Problem to solve
Give only a count of the lines that include the string "chuyên".

Listing
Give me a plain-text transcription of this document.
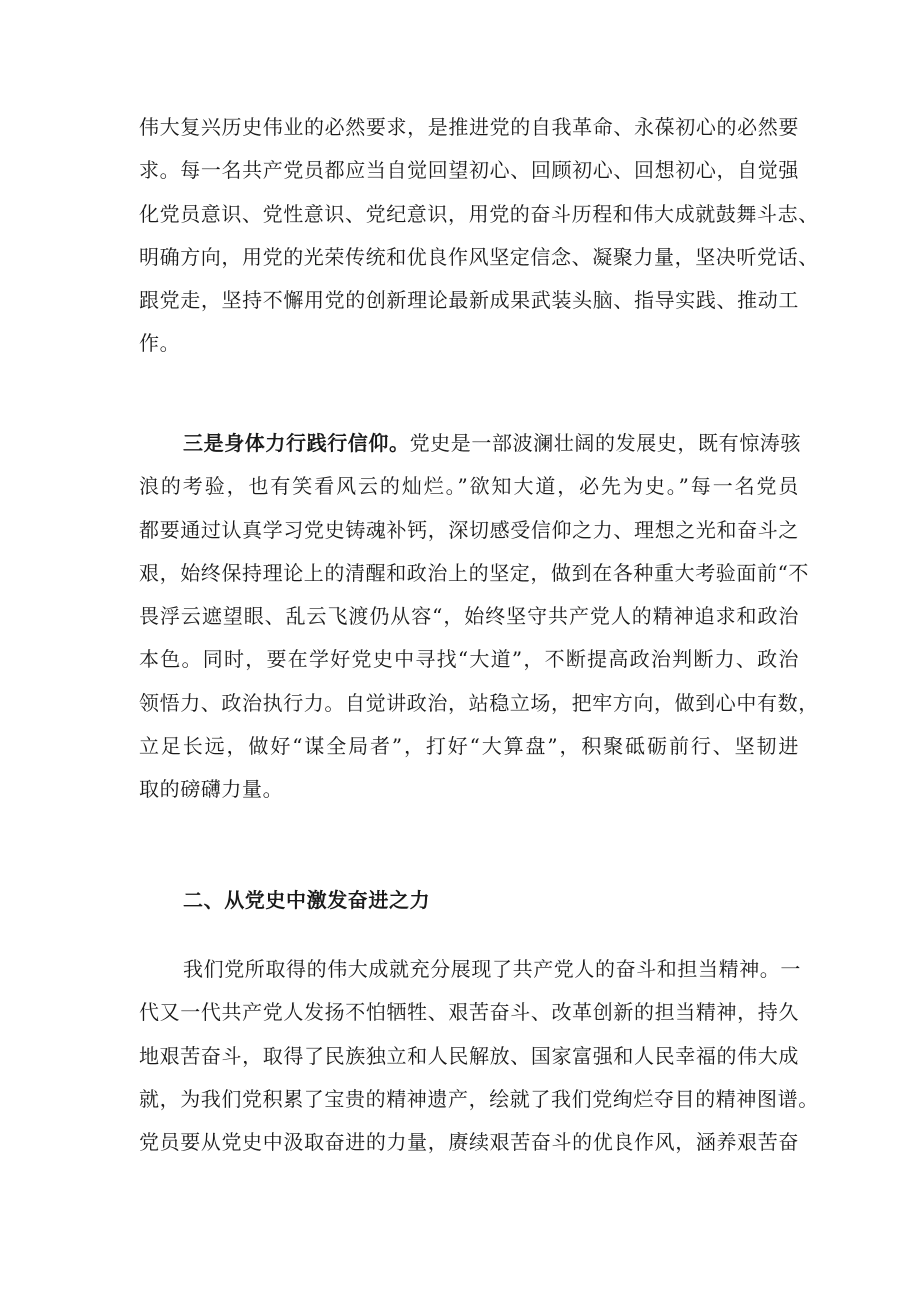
伟大复兴历史伟业的必然要求，是推进党的自我革命、永葆初心的必然要
求。每一名共产党员都应当自觉回望初心、回顾初心、回想初心，自觉强
化党员意识、党性意识、党纪意识，用党的奋斗历程和伟大成就鼓舞斗志、
明确方向，用党的光荣传统和优良作风坚定信念、凝聚力量，坚决听党话、
跟党走，坚持不懈用党的创新理论最新成果武装头脑、指导实践、推动工
作。
三是身体力行践行信仰。党史是一部波澜壮阔的发展史，既有惊涛骇
浪的考验，也有笑看风云的灿烂。”欲知大道，必先为史。”每一名党员
都要通过认真学习党史铸魂补钙，深切感受信仰之力、理想之光和奋斗之
艰，始终保持理论上的清醒和政治上的坚定，做到在各种重大考验面前“不
畏浮云遮望眼、乱云飞渡仍从容“，始终坚守共产党人的精神追求和政治
本色。同时，要在学好党史中寻找“大道”，不断提高政治判断力、政治
领悟力、政治执行力。自觉讲政治，站稳立场，把牢方向，做到心中有数，
立足长远，做好“谋全局者”，打好“大算盘”，积聚砥砺前行、坚韧进
取的磅礴力量。
二、从党史中激发奋进之力
我们党所取得的伟大成就充分展现了共产党人的奋斗和担当精神。一
代又一代共产党人发扬不怕牺牲、艰苦奋斗、改革创新的担当精神，持久
地艰苦奋斗，取得了民族独立和人民解放、国家富强和人民幸福的伟大成
就，为我们党积累了宝贵的精神遗产，绘就了我们党绚烂夺目的精神图谱。
党员要从党史中汲取奋进的力量，赓续艰苦奋斗的优良作风，涵养艰苦奋
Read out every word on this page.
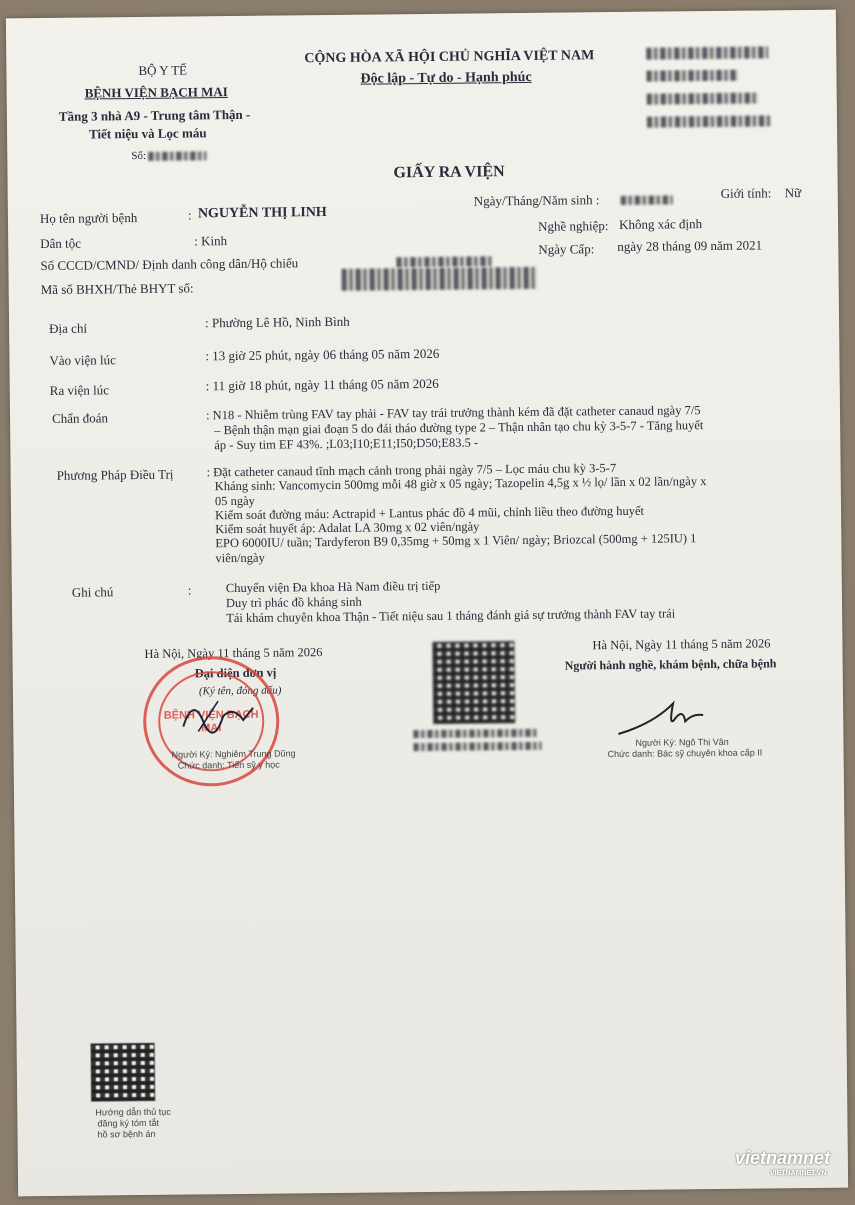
BỘ Y TẾ
BỆNH VIỆN BẠCH MAI
Tầng 3 nhà A9 - Trung tâm Thận -
Tiết niệu và Lọc máu
Số:
CỘNG HÒA XÃ HỘI CHỦ NGHĨA VIỆT NAM
Độc lập - Tự do - Hạnh phúc
GIẤY RA VIỆN
Họ tên người bệnh	: NGUYỄN THỊ LINH
Ngày/Tháng/Năm sinh :	Giới tính: Nữ
Dân tộc	: Kinh
Nghề nghiệp: Không xác định
Số CCCD/CMND/ Định danh công dân/Hộ chiếu
Ngày Cấp: ngày 28 tháng 09 năm 2021
Mã số BHXH/Thẻ BHYT số:
Địa chỉ	: Phường Lê Hồ, Ninh Bình
Vào viện lúc	: 13 giờ 25 phút, ngày 06 tháng 05 năm 2026
Ra viện lúc	: 11 giờ 18 phút, ngày 11 tháng 05 năm 2026
Chẩn đoán	: N18 - Nhiễm trùng FAV tay phải - FAV tay trái trưởng thành kém đã đặt catheter canaud ngày 7/5
– Bệnh thận mạn giai đoạn 5 do đái tháo đường type 2 – Thận nhân tạo chu kỳ 3-5-7 - Tăng huyết
áp - Suy tim EF 43%. ;L03;I10;E11;I50;D50;E83.5 -
Phương Pháp Điều Trị	: Đặt catheter canaud tĩnh mạch cảnh trong phải ngày 7/5 – Lọc máu chu kỳ 3-5-7
Kháng sinh: Vancomycin 500mg mỗi 48 giờ x 05 ngày; Tazopelin 4,5g x ½ lọ/ lần x 02 lần/ngày x
05 ngày
Kiểm soát đường máu: Actrapid + Lantus phác đồ 4 mũi, chỉnh liều theo đường huyết
Kiểm soát huyết áp: Adalat LA 30mg x 02 viên/ngày
EPO 6000IU/ tuần; Tardyferon B9 0,35mg + 50mg x 1 Viên/ ngày; Briozcal (500mg + 125IU) 1
viên/ngày
Ghi chú	:	Chuyển viện Đa khoa Hà Nam điều trị tiếp
Duy trì phác đồ kháng sinh
Tái khám chuyên khoa Thận - Tiết niệu sau 1 tháng đánh giá sự trưởng thành FAV tay trái
Hà Nội, Ngày 11 tháng 5 năm 2026
Đại diện đơn vị
(Ký tên, đóng dấu)
BỆNH VIỆN BẠCH MAI
Người Ký: Nghiêm Trung Dũng
Chức danh: Tiến sỹ y học
Hà Nội, Ngày 11 tháng 5 năm 2026
Người hành nghề, khám bệnh, chữa bệnh
Người Ký: Ngô Thị Vân
Chức danh: Bác sỹ chuyên khoa cấp II
Hướng dẫn thủ tục
đăng ký tóm tắt
hồ sơ bệnh án
vietnamnet
VIETNAMNET.VN
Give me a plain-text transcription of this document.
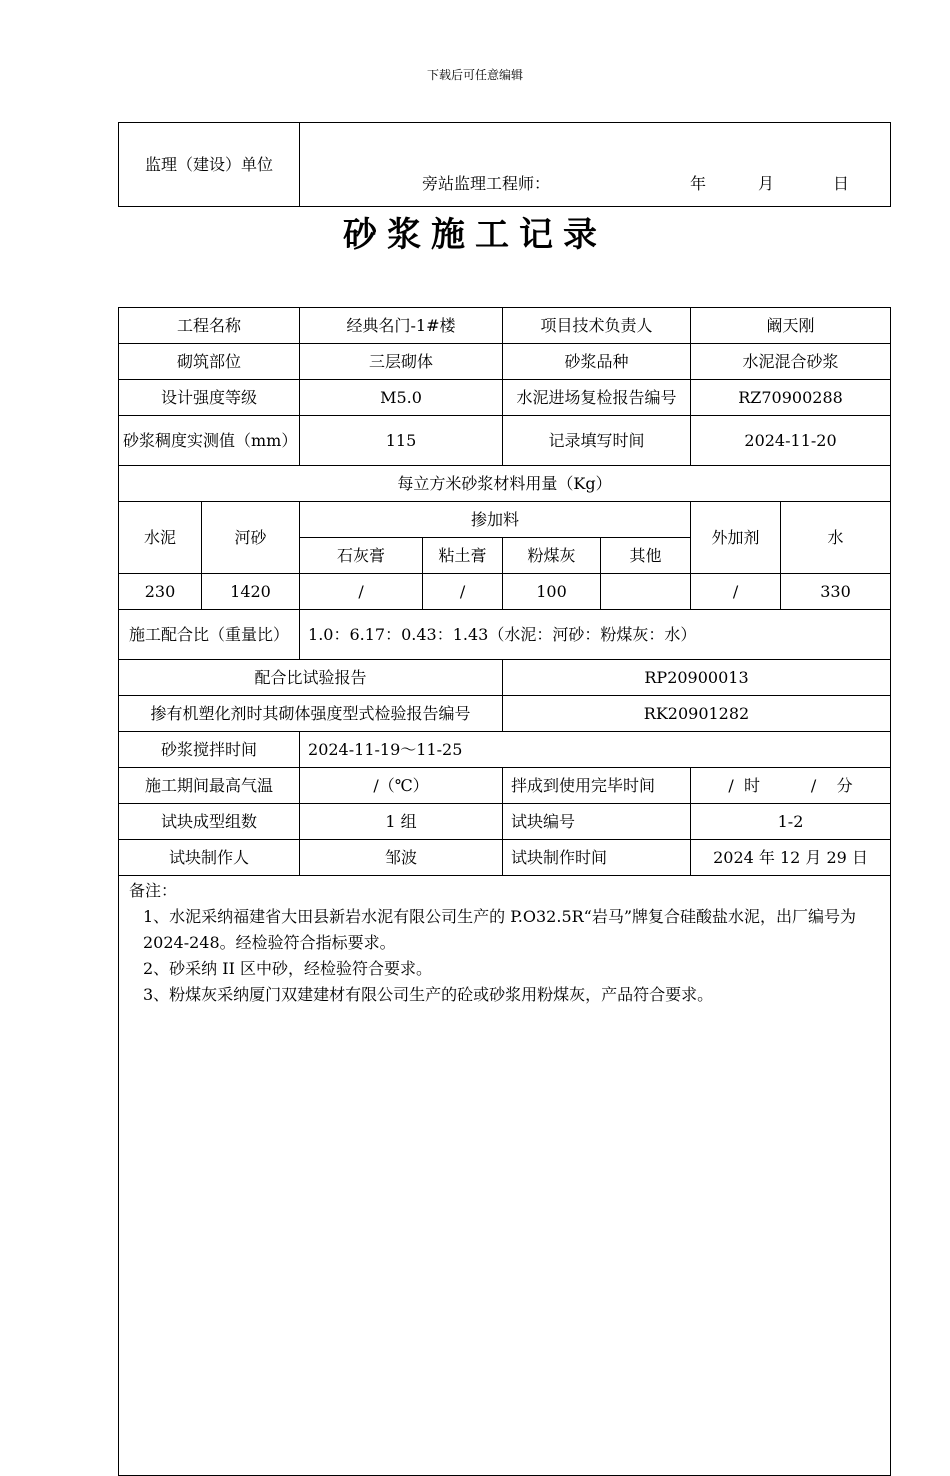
下载后可任意编辑
监理（建设）单位	
旁站监理工程师：	年	月	日
砂浆施工记录
工程名称		经典名门-1#楼		项目技术负责人		阚天刚	
砌筑部位		三层砌体		砂浆品种		水泥混合砂浆	
设计强度等级		M5.0		水泥进场复检报告编号		RZ70900288	
砂浆稠度实测值（mm）		115		记录填写时间		2024-11-20	
每立方米砂浆材料用量（Kg）							
水泥	河砂	掺加料				外加剂	水
		石灰膏	粘土膏	粉煤灰	其他		
230	1420	/	/	100		/	330
施工配合比（重量比）		1.0：6.17：0.43：1.43（水泥：河砂：粉煤灰：水）					
配合比试验报告				RP20900013			
掺有机塑化剂时其砌体强度型式检验报告编号				RK20901282			
砂浆搅拌时间		2024-11-19～11-25					
施工期间最高气温		/（℃）		拌成到使用完毕时间		/  时          /    分	
试块成型组数		1 组		试块编号		1-2	
试块制作人		邹波		试块制作时间		2024 年 12 月 29 日	

备注：

1、水泥采纳福建省大田县新岩水泥有限公司生产的 P.O32.5R“岩马”牌复合硅酸盐水泥，出厂编号为2024-248。经检验符合指标要求。

2、砂采纳 II 区中砂，经检验符合要求。

3、粉煤灰采纳厦门双建建材有限公司生产的砼或砂浆用粉煤灰，产品符合要求。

Response below
2